▶ **What you should do**: Gather all lines containing the string "JSON" and copy them out.

_ _ _ _ _

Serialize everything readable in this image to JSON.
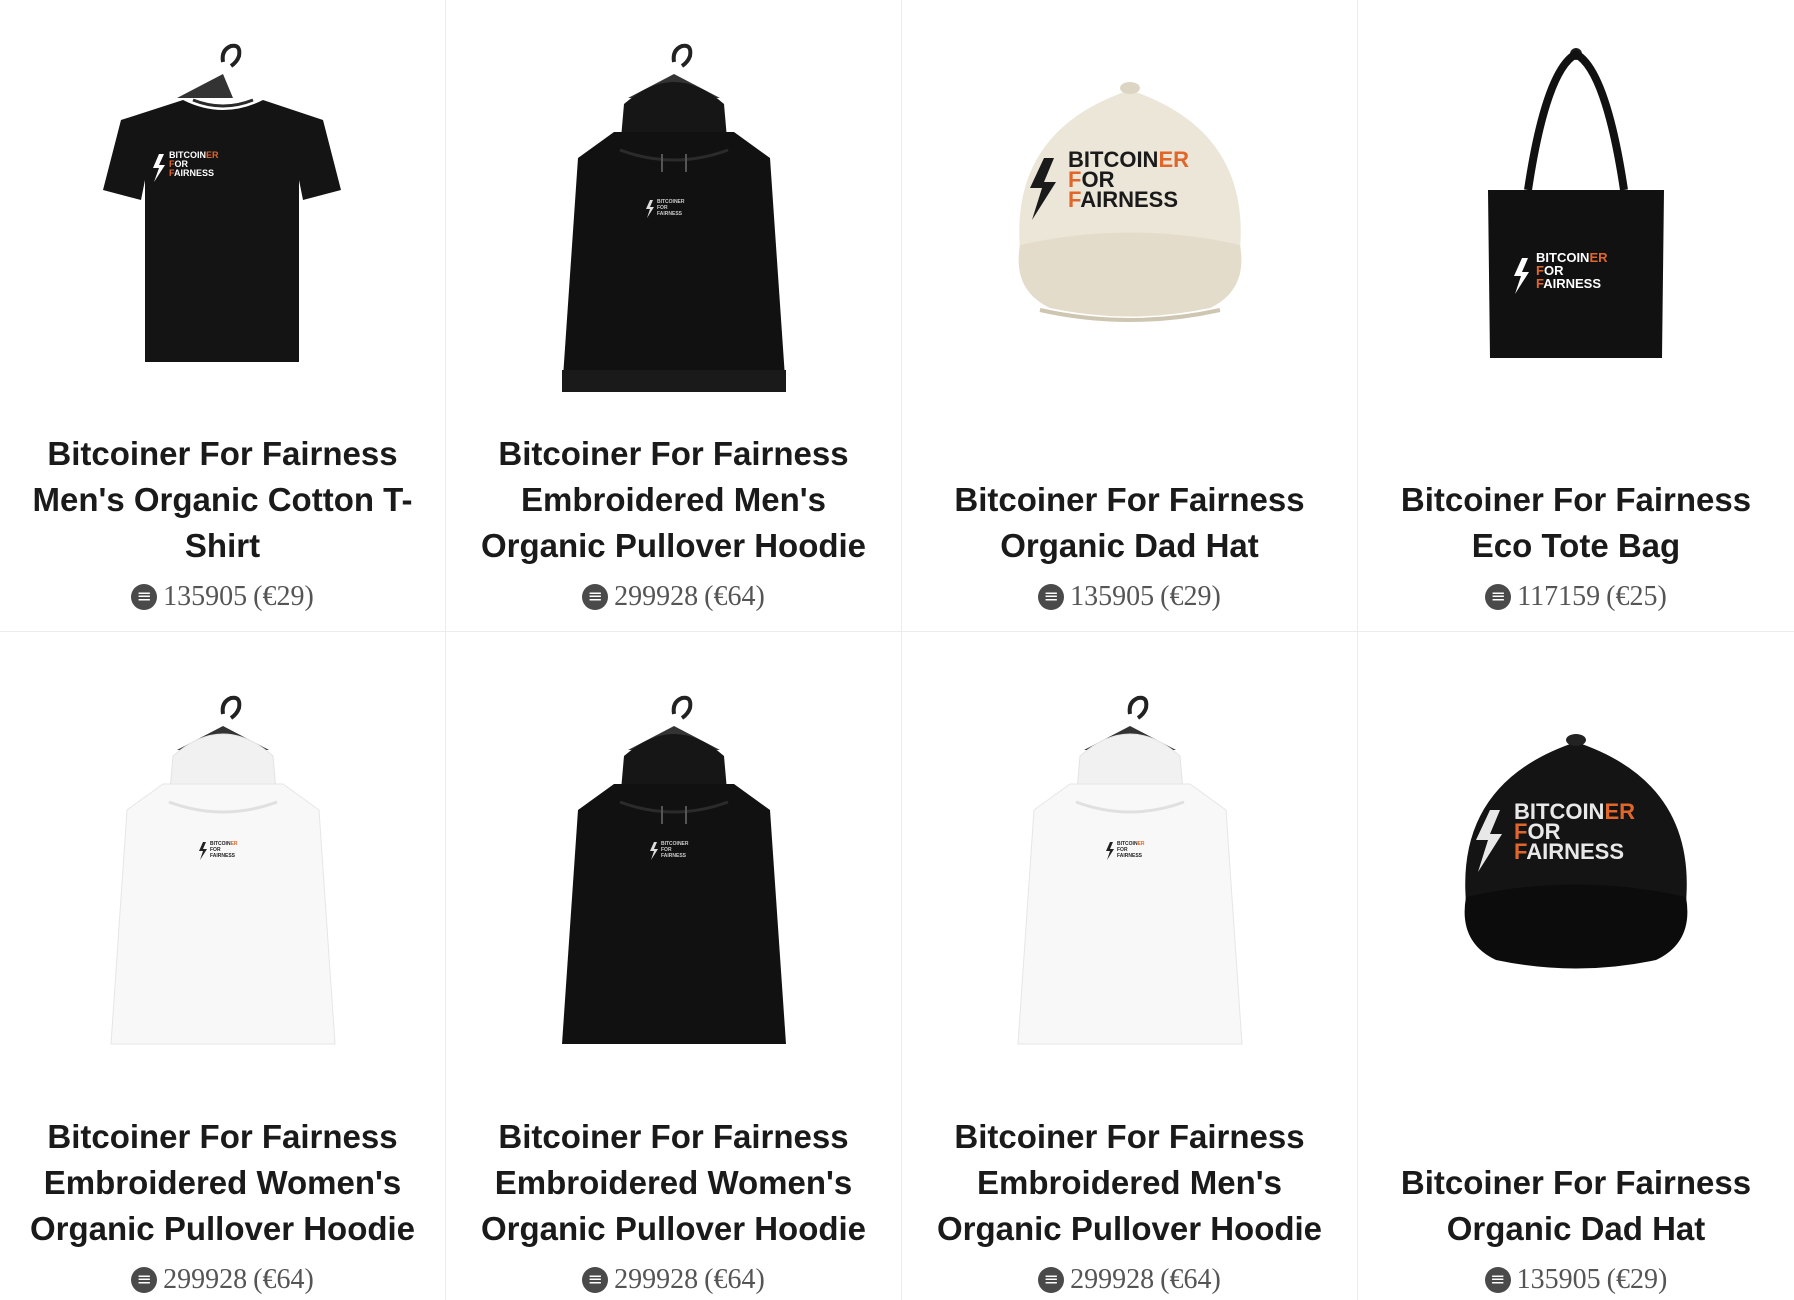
{
  "products": [
    {
      "title": "Bitcoiner For Fairness Men's Organic Cotton T-Shirt",
      "price_sats": "135905",
      "price_eur": "(€29)",
      "image": "tshirt-black"
    },
    {
      "title": "Bitcoiner For Fairness Embroidered Men's Organic Pullover Hoodie",
      "price_sats": "299928",
      "price_eur": "(€64)",
      "image": "hoodie-black"
    },
    {
      "title": "Bitcoiner For Fairness Organic Dad Hat",
      "price_sats": "135905",
      "price_eur": "(€29)",
      "image": "cap-beige"
    },
    {
      "title": "Bitcoiner For Fairness Eco Tote Bag",
      "price_sats": "117159",
      "price_eur": "(€25)",
      "image": "tote-black"
    },
    {
      "title": "Bitcoiner For Fairness Embroidered Women's Organic Pullover Hoodie",
      "price_sats": "299928",
      "price_eur": "(€64)",
      "image": "hoodie-white"
    },
    {
      "title": "Bitcoiner For Fairness Embroidered Women's Organic Pullover Hoodie",
      "price_sats": "299928",
      "price_eur": "(€64)",
      "image": "hoodie-black"
    },
    {
      "title": "Bitcoiner For Fairness Embroidered Men's Organic Pullover Hoodie",
      "price_sats": "299928",
      "price_eur": "(€64)",
      "image": "hoodie-white"
    },
    {
      "title": "Bitcoiner For Fairness Organic Dad Hat",
      "price_sats": "135905",
      "price_eur": "(€29)",
      "image": "cap-black"
    }
  ],
  "logo": {
    "line1a": "BITCOIN",
    "line1b": "ER",
    "line2a": "F",
    "line2b": "OR",
    "line3a": "F",
    "line3b": "AIRNESS"
  },
  "currency_icon": "satoshi-coin-icon",
  "colors": {
    "accent": "#e0662a",
    "text": "#1a1a1a",
    "price": "#555555"
  }
}
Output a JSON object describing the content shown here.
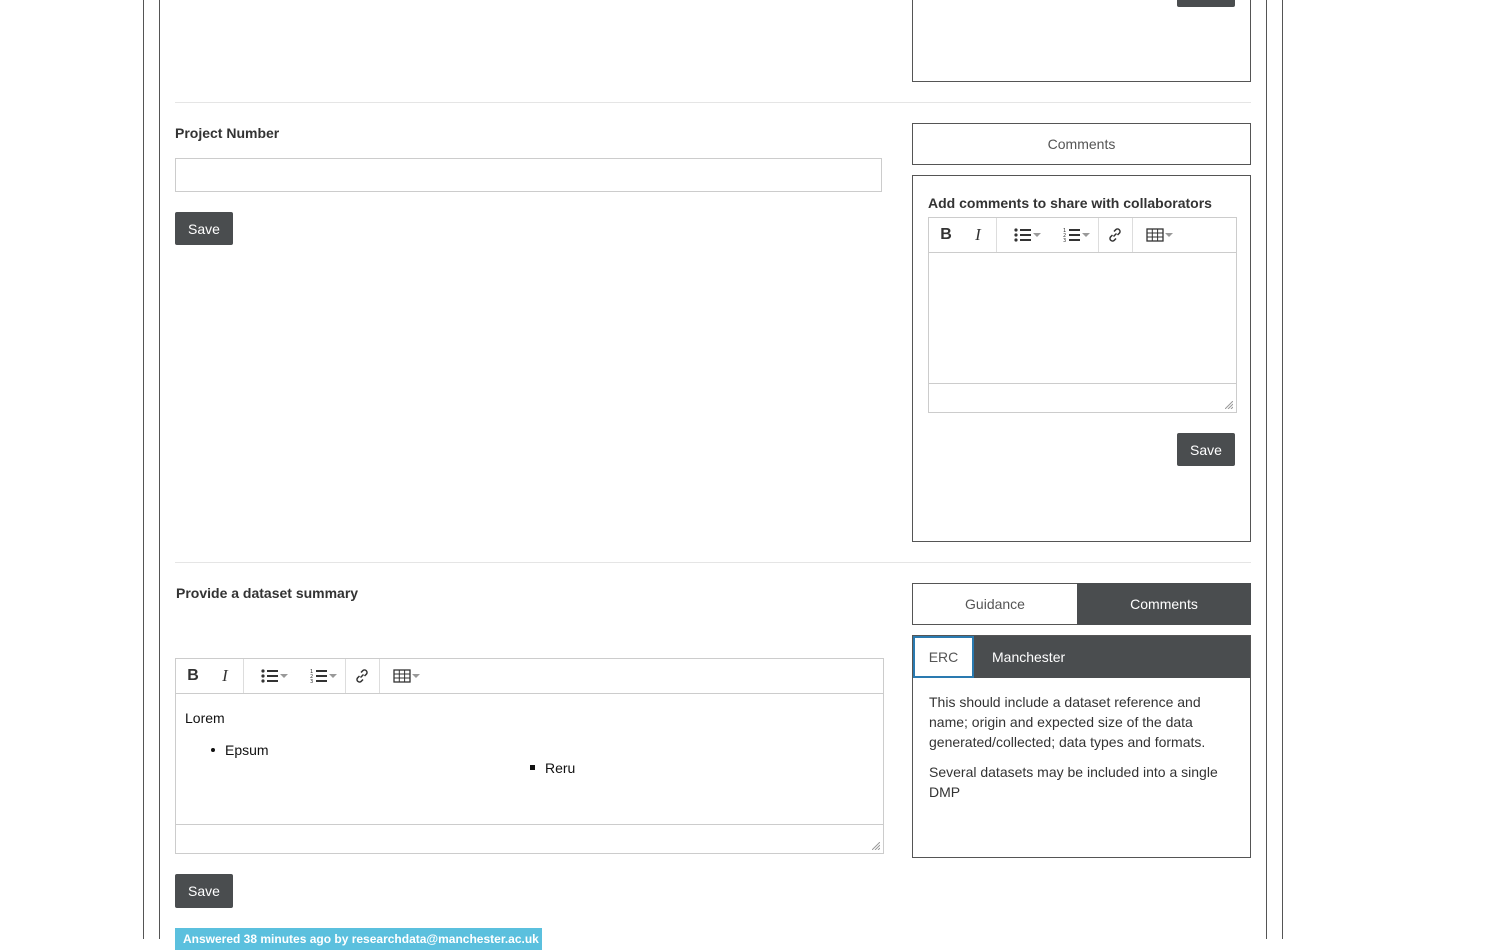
{
  "question1": {
    "label": "Project Number",
    "input_value": "",
    "save_label": "Save",
    "side_tab": "Comments",
    "comments_heading": "Add comments to share with collaborators",
    "comments_save_label": "Save"
  },
  "question2": {
    "label": "Provide a dataset summary",
    "editor": {
      "paragraph": "Lorem",
      "bullet": "Epsum",
      "nested_bullet": "Reru"
    },
    "save_label": "Save",
    "answered_text": "Answered 38 minutes ago by researchdata@manchester.ac.uk",
    "tabs": [
      "Guidance",
      "Comments"
    ],
    "active_tab": "Comments",
    "subtabs": [
      "ERC",
      "Manchester"
    ],
    "active_subtab": "ERC",
    "guidance_paragraphs": [
      "This should include a dataset reference and name; origin and expected size of the data generated/collected; data types and formats.",
      "Several datasets may be included into a single DMP"
    ]
  },
  "colors": {
    "dark_button": "#4a4d4f",
    "answered_badge": "#5bc0de",
    "subtab_active_border": "#2a7ab0"
  },
  "icons": [
    "bold-icon",
    "italic-icon",
    "bullet-list-icon",
    "numbered-list-icon",
    "link-icon",
    "table-icon",
    "resize-handle-icon"
  ]
}
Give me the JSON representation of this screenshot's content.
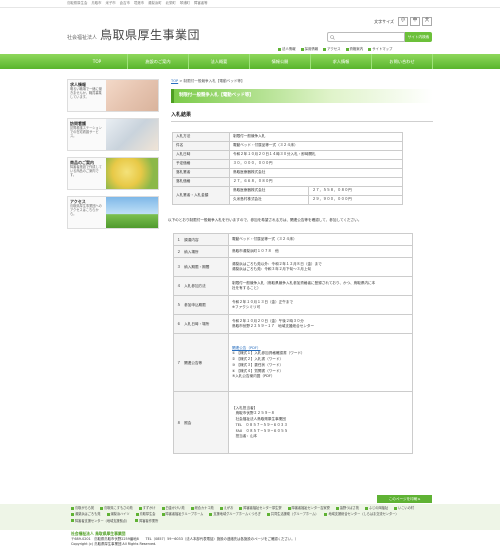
{
  "topbar": {
    "links": [
      "鳥取県厚生会",
      "鳥取市",
      "米子市",
      "倉吉市",
      "境港市",
      "湯梨浜町",
      "北栄町",
      "琴浦町",
      "障害者等"
    ]
  },
  "header": {
    "logo_sub": "社会福祉法人",
    "logo_main": "鳥取県厚生事業団",
    "font_size_label": "文字サイズ",
    "font_sizes": [
      "小",
      "中",
      "大"
    ],
    "search_button": "サイト内検索",
    "links": [
      "法人情報",
      "採用情報",
      "アクセス",
      "資格案内",
      "サイトマップ"
    ]
  },
  "nav": [
    "TOP",
    "施設のご案内",
    "法人概要",
    "情報公開",
    "求人情報",
    "お問い合わせ"
  ],
  "sidebar": [
    {
      "title": "求人情報",
      "desc": "明るい職場で一緒に働きませんか。職員募集しています。"
    },
    {
      "title": "訪問看護",
      "desc": "訪問看護ステーションでの在宅看護サービス。"
    },
    {
      "title": "商品のご案内",
      "desc": "障害者施設で作成している商品のご案内です。"
    },
    {
      "title": "アクセス",
      "desc": "鳥取県厚生事業団へのアクセスはこちらから。"
    }
  ],
  "breadcrumb": {
    "top": "TOP",
    "sep": " > ",
    "current": "制限付一般競争入札【電動ベッド等】"
  },
  "page_title": "制限付一般競争入札【電動ベッド等】",
  "section_title": "入札結果",
  "result_rows": [
    {
      "k": "入札方法",
      "v": "制限付一般競争入札"
    },
    {
      "k": "件名",
      "v": "電動ベッド・付属品等一式（３２４床）"
    },
    {
      "k": "入札日時",
      "v": "令和２年１０月２０日１４時３０分入札・即時開札"
    },
    {
      "k": "予定価格",
      "v": "３０，０００，０００円"
    },
    {
      "k": "落札業者",
      "v": "鳥取医療器株式会社"
    },
    {
      "k": "落札価格",
      "v": "２７，６６８，０８０円"
    }
  ],
  "bidders": {
    "label": "入札業者・入札金額",
    "rows": [
      {
        "name": "鳥取医療器株式会社",
        "amount": "２７，５５８，０８０円"
      },
      {
        "name": "久米島村株式会社",
        "amount": "２９，９００，０００円"
      }
    ]
  },
  "intro": "以下のとおり制限付一般競争入札を行いますので、参加を希望される方は、関連公告等を確認して、参加してください。",
  "info_rows": [
    {
      "n": "１　調達内容",
      "v": [
        "電動ベッド・付属品等一式（３２４床）"
      ]
    },
    {
      "n": "２　納入場所",
      "v": [
        "鳥取市湯梨浜町１０７８　他"
      ]
    },
    {
      "n": "３　納入期限・期間",
      "v": [
        "湯梨浜はごろも苑以外：令和２年１２月８日（金）まで",
        "湯梨浜はごろも苑：令和３年２月下旬〜３月上旬"
      ]
    },
    {
      "n": "４　入札参加方法",
      "v": [
        "制限付一般競争入札（鳥取県競争入札参加資格者に登録されており、かつ、鳥取県内に本",
        "社を有すること）"
      ]
    },
    {
      "n": "５　参加申込期限",
      "v": [
        "令和２年１０月１３日（金）正午まで",
        "※ファクシミリ可"
      ]
    },
    {
      "n": "６　入札日時・場所",
      "v": [
        "令和２年１０月２０日（金）午後２時３０分",
        "鳥取市伏野２２５９−１７　地域支援総合センター"
      ]
    }
  ],
  "docs": {
    "n": "７　関連公告等",
    "link": "関連公告（PDF）",
    "items": [
      "① 【様式１】入札参加資格確認書（ワード）",
      "② 【様式２】入札書（ワード）",
      "③ 【様式３】委任状（ワード）",
      "④ 【様式４】質問書（ワード）",
      "⑤入札公告案内図（PDF）"
    ]
  },
  "contact": {
    "n": "８　照会",
    "lines": [
      "【入札担当者】",
      "　鳥取市伏野２２５９−８",
      "　社会福祉法人鳥取県厚生事業団",
      "　TEL　０８５７−５９−６０３３",
      "　FAX　０８５７−５９−６０５５",
      "　担当者：山本"
    ]
  },
  "share_button": "このページを印刷 ▸",
  "footer": {
    "links": [
      "鳥取がらら苑",
      "鳥取県こすもさの苑",
      "すずかけ",
      "白金かけい苑",
      "総合カナコ苑",
      "えがお",
      "障害者福祉センター厚生寮",
      "障害者福祉センター吉家寮",
      "皆野つばさ苑",
      "ふじの岡福祉",
      "いこいの村",
      "湯梨浜はごろも苑",
      "湯梨浜ハイツ",
      "鳥取厚生会",
      "障害者福祉クループホーム",
      "支援地域グループホームくつろぎ",
      "共同生活援助（グループホーム）",
      "地域支援総合センター（しらはま交流センター）",
      "障害者支援センター（地域支援拠点）",
      "障害者作業所"
    ],
    "org": "社会福祉法人 鳥取県厚生事業団",
    "address": "〒689-0201　鳥取県鳥取市伏野2259番地8　　TEL（0857）59−6033（法人本部代表電話）施設の連絡先は各施設のページをご確認ください。）",
    "copyright": "Copyright (c) 鳥取県厚生事業団 All Rights Reserved."
  },
  "colors": {
    "accent": "#5fb234",
    "nav_top": "#8fd85c",
    "link": "#2a6fbf"
  }
}
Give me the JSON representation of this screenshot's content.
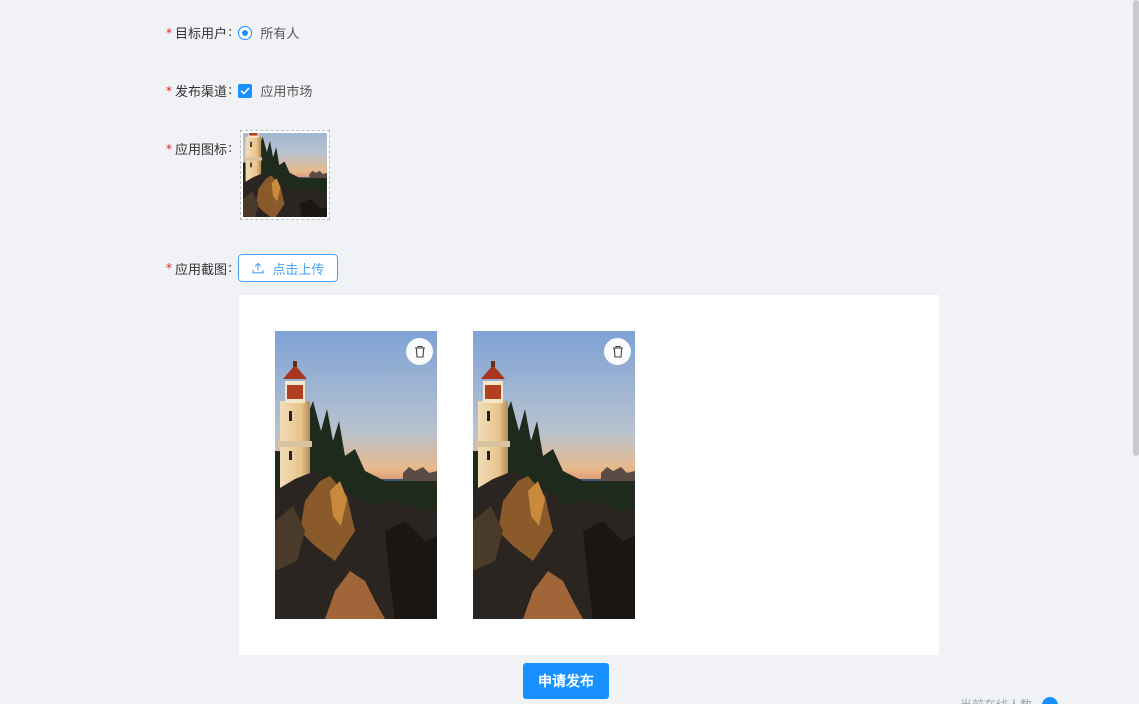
{
  "form": {
    "target_users": {
      "label": "目标用户",
      "option": "所有人",
      "selected": true
    },
    "channel": {
      "label": "发布渠道",
      "option": "应用市场",
      "checked": true
    },
    "app_icon": {
      "label": "应用图标"
    },
    "screenshots": {
      "label": "应用截图",
      "upload_label": "点击上传",
      "count": 2
    }
  },
  "submit_label": "申请发布",
  "footer_hint": "当前在线人数",
  "colors": {
    "primary": "#1890ff",
    "required": "#e02020",
    "background": "#f0f2f5"
  },
  "icons": [
    "upload-icon",
    "trash-icon",
    "check-icon"
  ]
}
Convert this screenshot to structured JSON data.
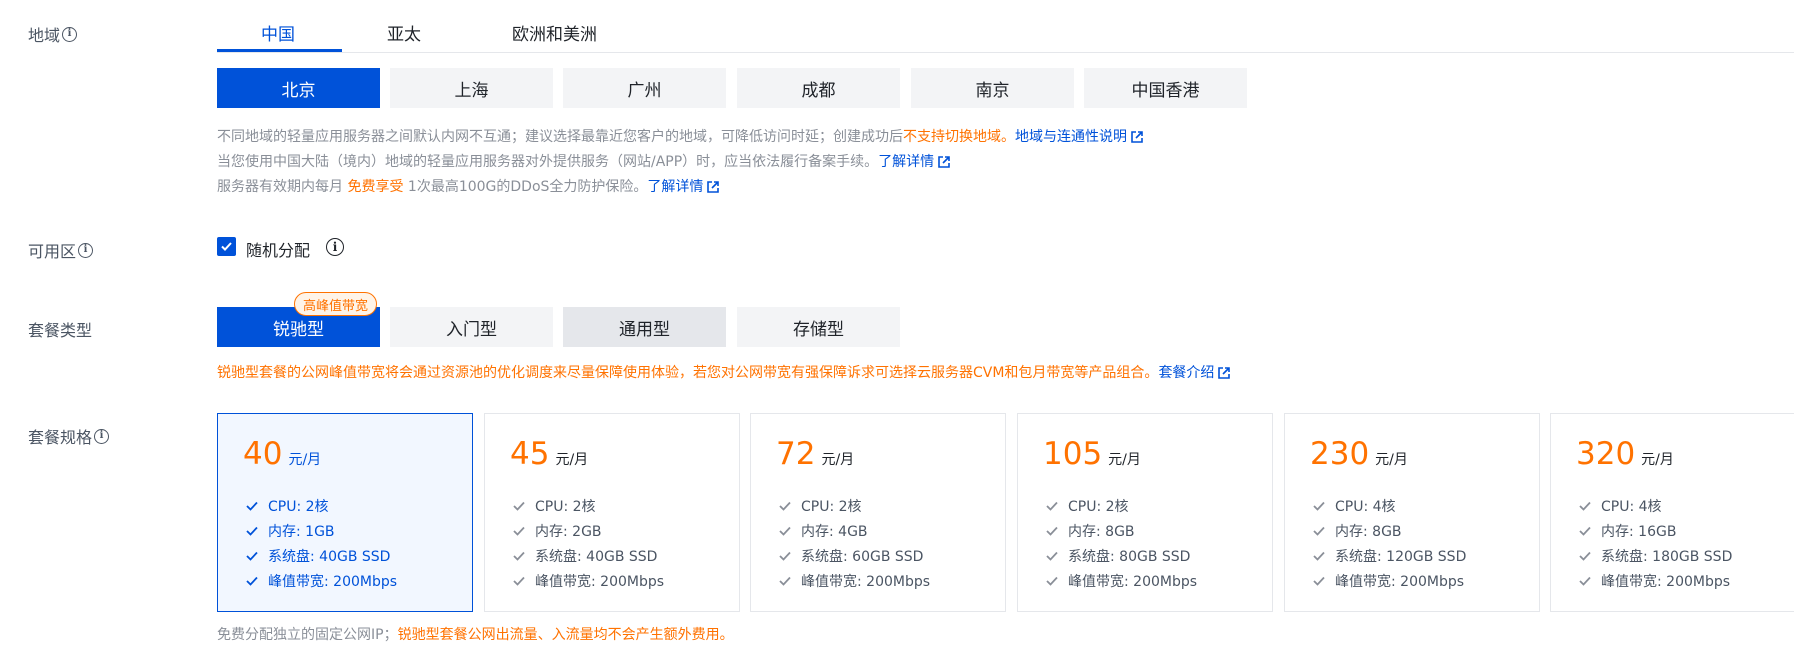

_ _ _ _ _

▶ **Problem solution**:
Serialize everything readable in this image to JSON.
Output a JSON object describing the content shown here.
Give me the JSON representation of this screenshot's content.
Give me the JSON representation of this screenshot's content.
Convert this screenshot to structured JSON data.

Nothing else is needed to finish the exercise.